Records for processing
┏━━

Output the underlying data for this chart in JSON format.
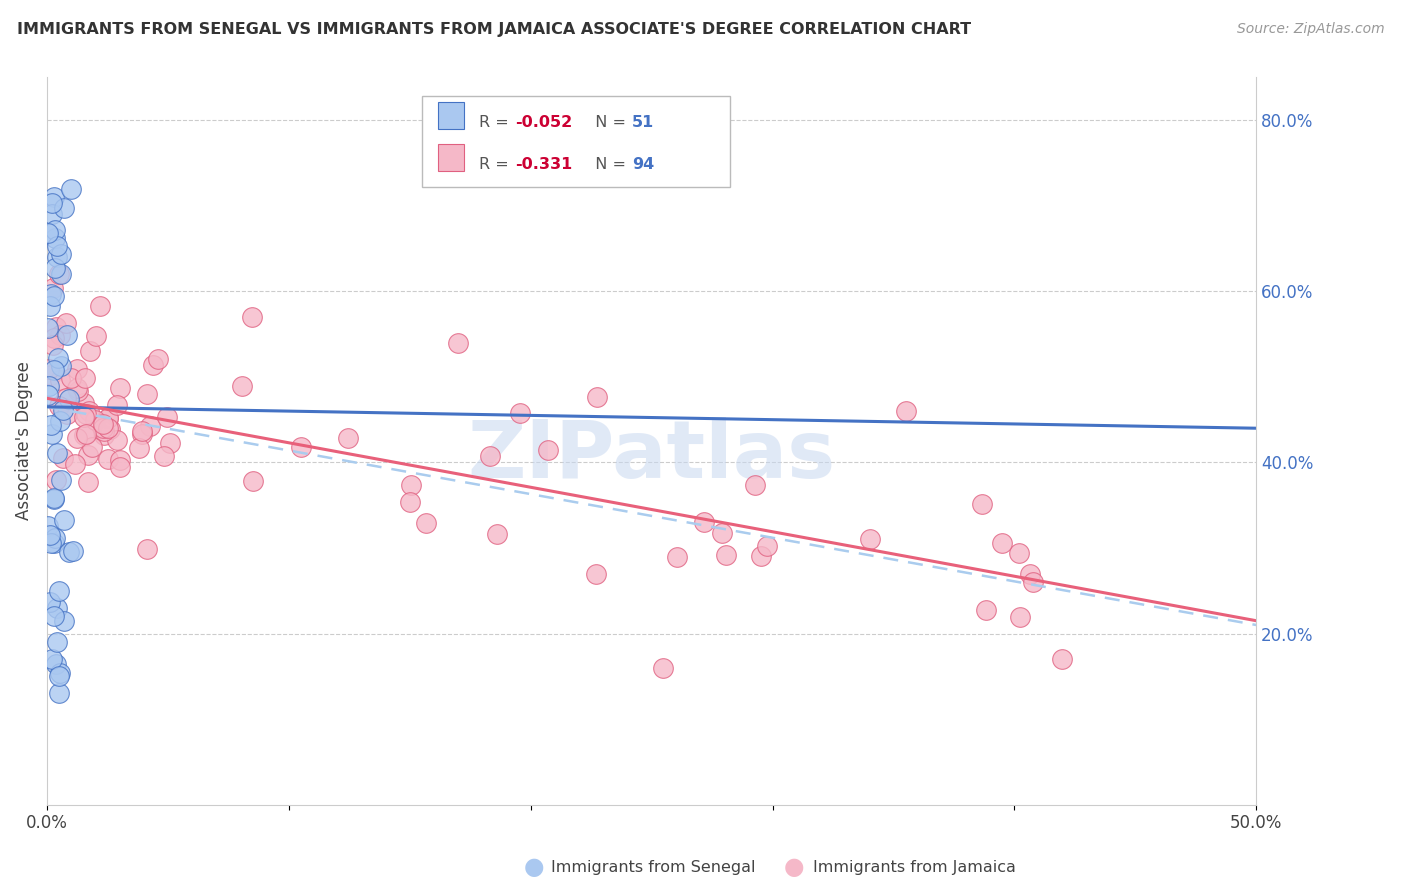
{
  "title": "IMMIGRANTS FROM SENEGAL VS IMMIGRANTS FROM JAMAICA ASSOCIATE'S DEGREE CORRELATION CHART",
  "source": "Source: ZipAtlas.com",
  "ylabel": "Associate's Degree",
  "right_ytick_labels": [
    "80.0%",
    "60.0%",
    "40.0%",
    "20.0%"
  ],
  "right_ytick_values": [
    0.8,
    0.6,
    0.4,
    0.2
  ],
  "xtick_positions": [
    0.0,
    0.1,
    0.2,
    0.3,
    0.4,
    0.5
  ],
  "xtick_labels": [
    "0.0%",
    "",
    "",
    "",
    "",
    "50.0%"
  ],
  "xlim": [
    0.0,
    0.5
  ],
  "ylim": [
    0.0,
    0.85
  ],
  "color_senegal_fill": "#aac8f0",
  "color_senegal_edge": "#4472c4",
  "color_jamaica_fill": "#f5b8c8",
  "color_jamaica_edge": "#e06080",
  "color_trendline_senegal": "#4472c4",
  "color_trendline_jamaica": "#e8607a",
  "color_trendline_dashed": "#aaccee",
  "color_grid": "#cccccc",
  "watermark_text": "ZIPatlas",
  "watermark_color": "#c8d8f0",
  "legend_items": [
    {
      "r": "-0.052",
      "n": "51",
      "fill": "#aac8f0",
      "edge": "#4472c4"
    },
    {
      "r": "-0.331",
      "n": "94",
      "fill": "#f5b8c8",
      "edge": "#e06080"
    }
  ],
  "bottom_legend": [
    {
      "label": "Immigrants from Senegal",
      "fill": "#aac8f0",
      "edge": "#4472c4"
    },
    {
      "label": "Immigrants from Jamaica",
      "fill": "#f5b8c8",
      "edge": "#e06080"
    }
  ],
  "sen_trend_x0": 0.0,
  "sen_trend_y0": 0.465,
  "sen_trend_x1": 0.5,
  "sen_trend_y1": 0.44,
  "jam_trend_x0": 0.0,
  "jam_trend_y0": 0.475,
  "jam_trend_x1": 0.5,
  "jam_trend_y1": 0.215,
  "dash_trend_x0": 0.0,
  "dash_trend_y0": 0.465,
  "dash_trend_x1": 0.5,
  "dash_trend_y1": 0.21
}
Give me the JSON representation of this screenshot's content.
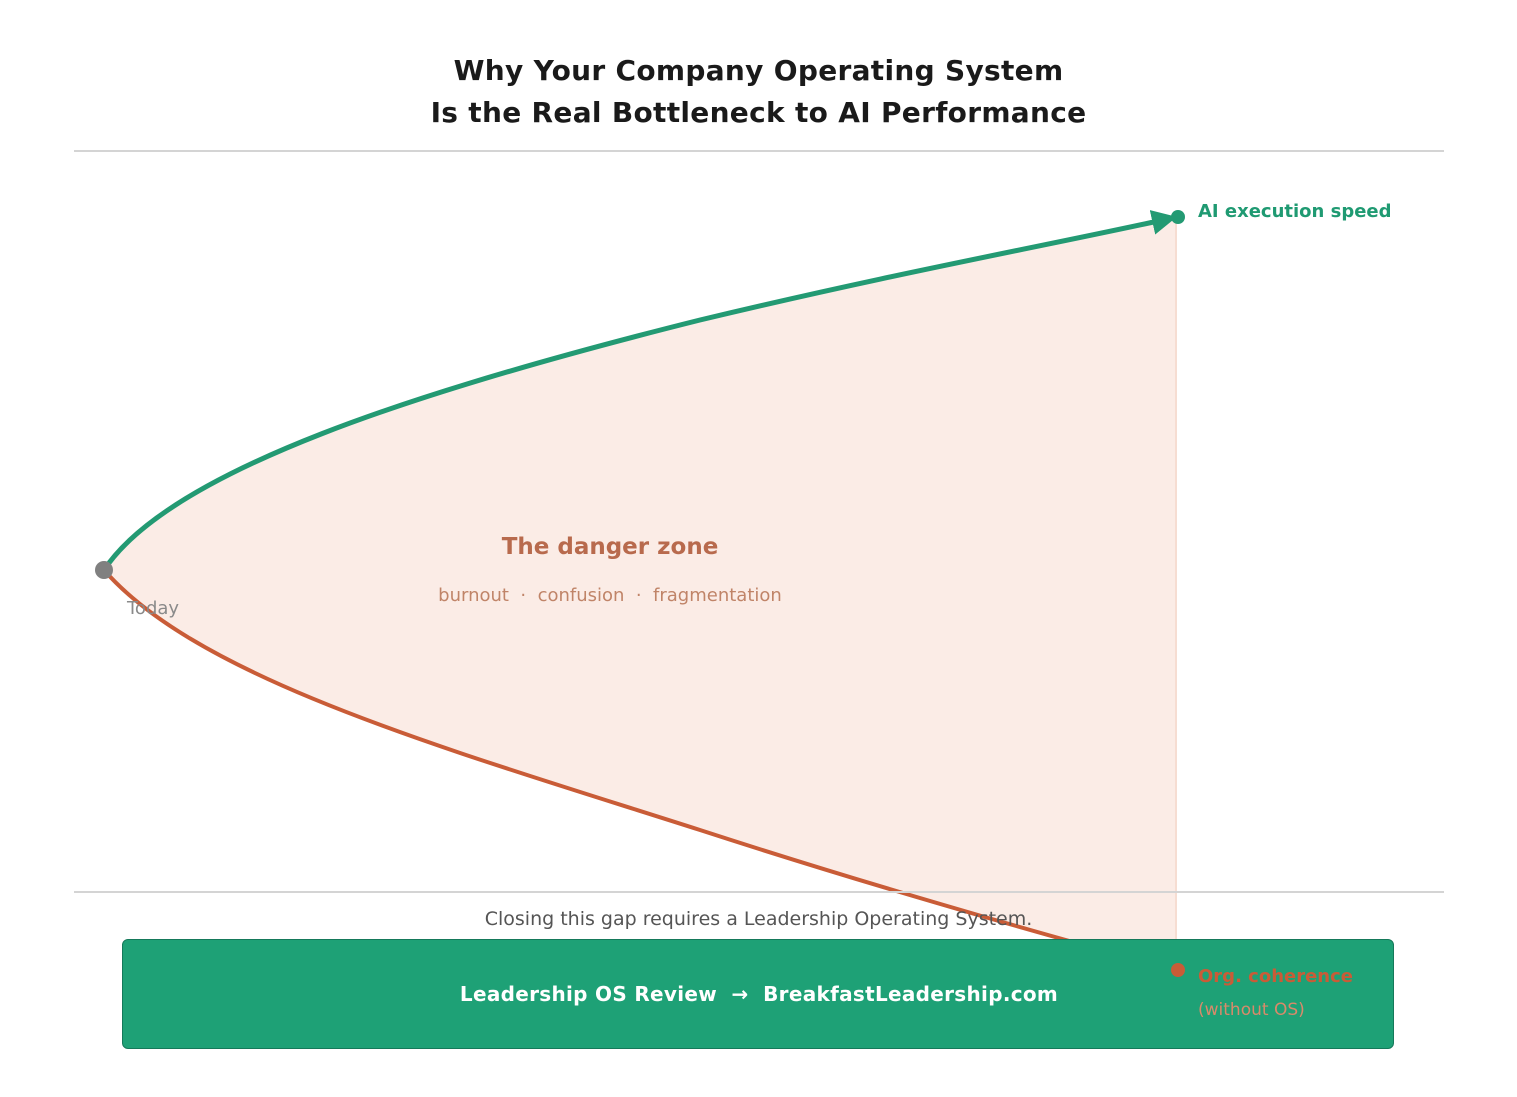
{
  "header": {
    "title_line1": "Why Your Company Operating System",
    "title_line2": "Is the Real Bottleneck to AI Performance"
  },
  "diagram": {
    "start_label": "Today",
    "zone_title": "The danger zone",
    "zone_subtitle": "burnout  ·  confusion  ·  fragmentation",
    "upper_curve_label": "AI execution speed",
    "lower_curve_label": "Org. coherence",
    "lower_curve_sublabel": "(without OS)",
    "colors": {
      "upper_curve": "#239a73",
      "lower_curve": "#c95c37",
      "zone_fill": "#fbece6",
      "start_point": "#808080"
    }
  },
  "footer": {
    "note": "Closing this gap requires a Leadership Operating System.",
    "cta_label": "Leadership OS Review  →  BreakfastLeadership.com"
  }
}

┗━━

What is expected
Working from the line that contains "Give me the" to the last line of the listing, please quote each line exactly, pictures excluded.

The result
Give me the JSON representation of this screenshot's content.
{
  "header": {
    "title_line1": "Why Your Company Operating System",
    "title_line2": "Is the Real Bottleneck to AI Performance"
  },
  "diagram": {
    "start_label": "Today",
    "zone_title": "The danger zone",
    "zone_subtitle": "burnout  ·  confusion  ·  fragmentation",
    "upper_curve_label": "AI execution speed",
    "lower_curve_label": "Org. coherence",
    "lower_curve_sublabel": "(without OS)",
    "colors": {
      "upper_curve": "#239a73",
      "lower_curve": "#c95c37",
      "zone_fill": "#fbece6",
      "start_point": "#808080"
    }
  },
  "footer": {
    "note": "Closing this gap requires a Leadership Operating System.",
    "cta_label": "Leadership OS Review  →  BreakfastLeadership.com"
  }
}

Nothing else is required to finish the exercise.